### Recorded information
------------------------------------------------------------------------
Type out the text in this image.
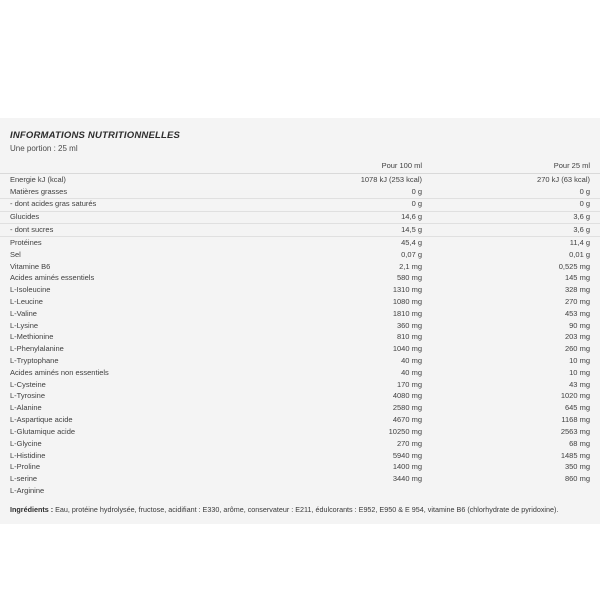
INFORMATIONS NUTRITIONNELLES
Une portion : 25 ml
	Pour 100 ml	Pour 25 ml
Energie kJ (kcal)	1078 kJ (253 kcal)	270 kJ (63 kcal)
Matières grasses	0 g	0 g
- dont acides gras saturés	0 g	0 g
Glucides	14,6 g	3,6 g
- dont sucres	14,5 g	3,6 g
Protéines	45,4 g	11,4 g
Sel	0,07 g	0,01 g
Vitamine B6	2,1 mg	0,525 mg
Acides aminés essentiels	580 mg	145 mg
L-Isoleucine	1310 mg	328 mg
L-Leucine	1080 mg	270 mg
L-Valine	1810 mg	453 mg
L-Lysine	360 mg	90 mg
L-Methionine	810 mg	203 mg
L-Phenylalanine	1040 mg	260 mg
L-Tryptophane	40 mg	10 mg
Acides aminés non essentiels	40 mg	10 mg
L-Cysteine	170 mg	43 mg
L-Tyrosine	4080 mg	1020 mg
L-Alanine	2580 mg	645 mg
L-Aspartique acide	4670 mg	1168 mg
L-Glutamique acide	10250 mg	2563 mg
L-Glycine	270 mg	68 mg
L-Histidine	5940 mg	1485 mg
L-Proline	1400 mg	350 mg
L-serine	3440 mg	860 mg
L-Arginine		
Ingrédients : Eau, protéine hydrolysée, fructose, acidifiant : E330, arôme, conservateur : E211, édulcorants : E952, E950 & E 954, vitamine B6 (chlorhydrate de pyridoxine).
------------------------------------------------------------------------
### Set problem
From the records given above, reproduce all text exactly and exclude each picture.

### Answer to this task
Type out the text in this image.
INFORMATIONS NUTRITIONNELLES
Une portion : 25 ml
	Pour 100 ml	Pour 25 ml
Energie kJ (kcal)	1078 kJ (253 kcal)	270 kJ (63 kcal)
Matières grasses	0 g	0 g
- dont acides gras saturés	0 g	0 g
Glucides	14,6 g	3,6 g
- dont sucres	14,5 g	3,6 g
Protéines	45,4 g	11,4 g
Sel	0,07 g	0,01 g
Vitamine B6	2,1 mg	0,525 mg
Acides aminés essentiels	580 mg	145 mg
L-Isoleucine	1310 mg	328 mg
L-Leucine	1080 mg	270 mg
L-Valine	1810 mg	453 mg
L-Lysine	360 mg	90 mg
L-Methionine	810 mg	203 mg
L-Phenylalanine	1040 mg	260 mg
L-Tryptophane	40 mg	10 mg
Acides aminés non essentiels	40 mg	10 mg
L-Cysteine	170 mg	43 mg
L-Tyrosine	4080 mg	1020 mg
L-Alanine	2580 mg	645 mg
L-Aspartique acide	4670 mg	1168 mg
L-Glutamique acide	10250 mg	2563 mg
L-Glycine	270 mg	68 mg
L-Histidine	5940 mg	1485 mg
L-Proline	1400 mg	350 mg
L-serine	3440 mg	860 mg
L-Arginine		
Ingrédients : Eau, protéine hydrolysée, fructose, acidifiant : E330, arôme, conservateur : E211, édulcorants : E952, E950 & E 954, vitamine B6 (chlorhydrate de pyridoxine).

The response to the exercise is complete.